* begin *

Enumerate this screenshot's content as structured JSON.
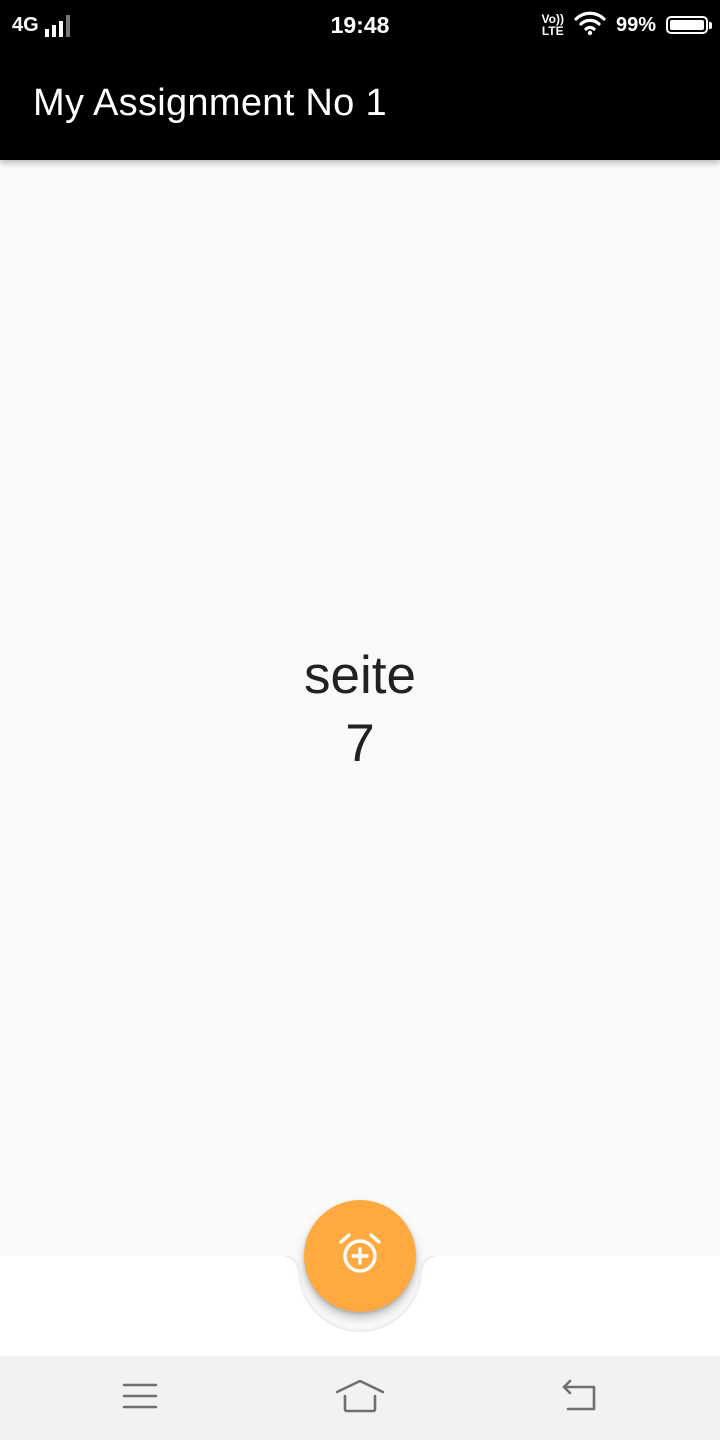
{
  "status_bar": {
    "network": "4G",
    "time": "19:48",
    "volte_top": "Vo))",
    "volte_bottom": "LTE",
    "battery_percent": "99%",
    "battery_level": 0.99,
    "icons": [
      "signal-icon",
      "wifi-icon",
      "battery-icon"
    ]
  },
  "app_bar": {
    "title": "My Assignment No 1"
  },
  "content": {
    "label": "seite",
    "page_number": "7"
  },
  "fab": {
    "icon": "alarm-add-icon",
    "color": "#FFA941"
  },
  "nav_bar": {
    "icons": [
      "menu-icon",
      "home-icon",
      "back-icon"
    ]
  }
}
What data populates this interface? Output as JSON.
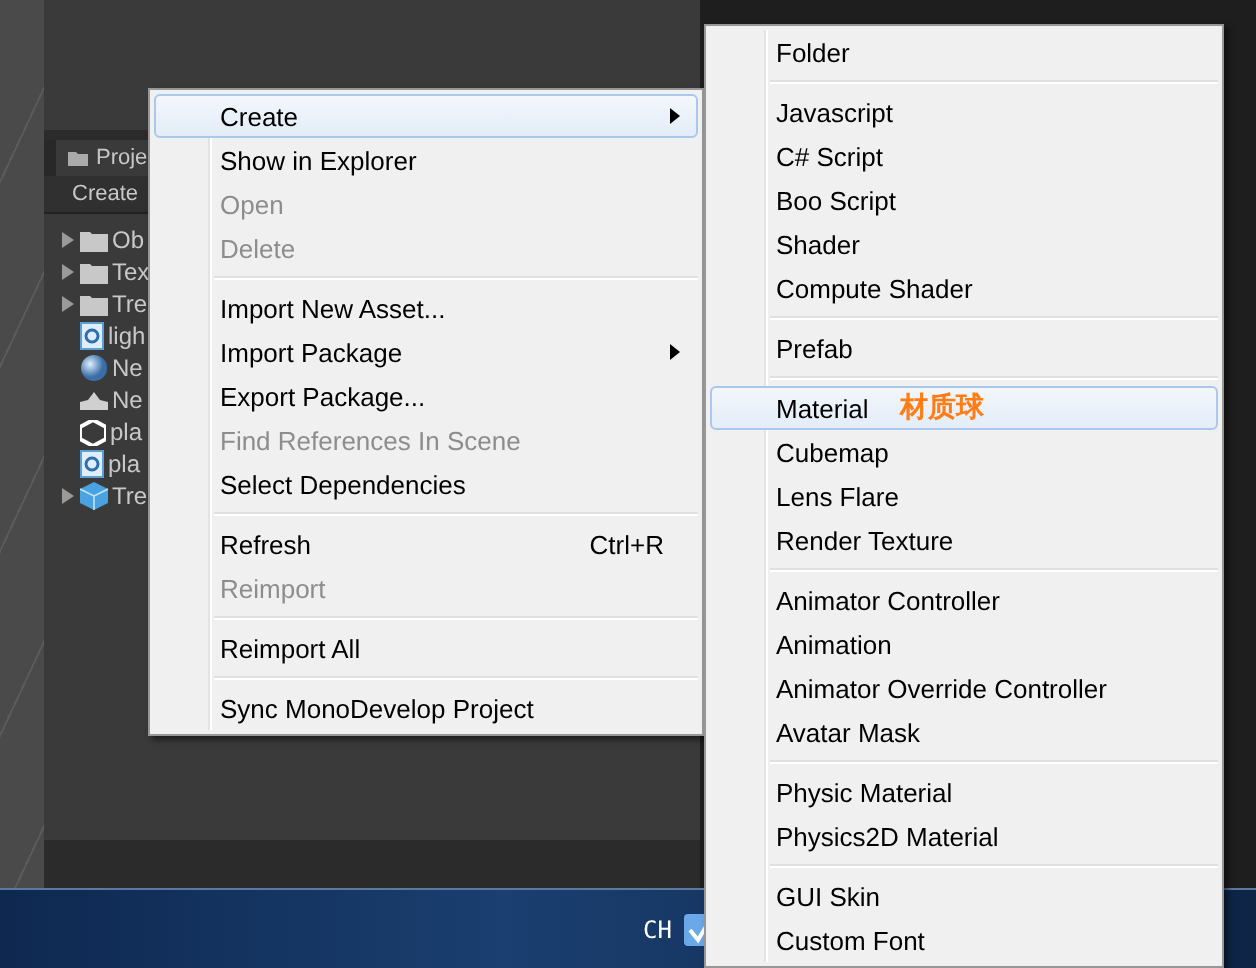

* end *

→ Task directions:
Reproduce the full listing faithfully, but do not carry over any pictures.

→ The response:
Enumerate this screenshot's content as structured JSON.
{
  "status_bar": {
    "network": "4G",
    "time": "19:48",
    "volte_top": "Vo))",
    "volte_bottom": "LTE",
    "battery_percent": "99%",
    "battery_level": 0.99,
    "icons": [
      "signal-icon",
      "wifi-icon",
      "battery-icon"
    ]
  },
  "app_bar": {
    "title": "My Assignment No 1"
  },
  "content": {
    "label": "seite",
    "page_number": "7"
  },
  "fab": {
    "icon": "alarm-add-icon",
    "color": "#FFA941"
  },
  "nav_bar": {
    "icons": [
      "menu-icon",
      "home-icon",
      "back-icon"
    ]
  }
}
What data populates this interface? Output as JSON.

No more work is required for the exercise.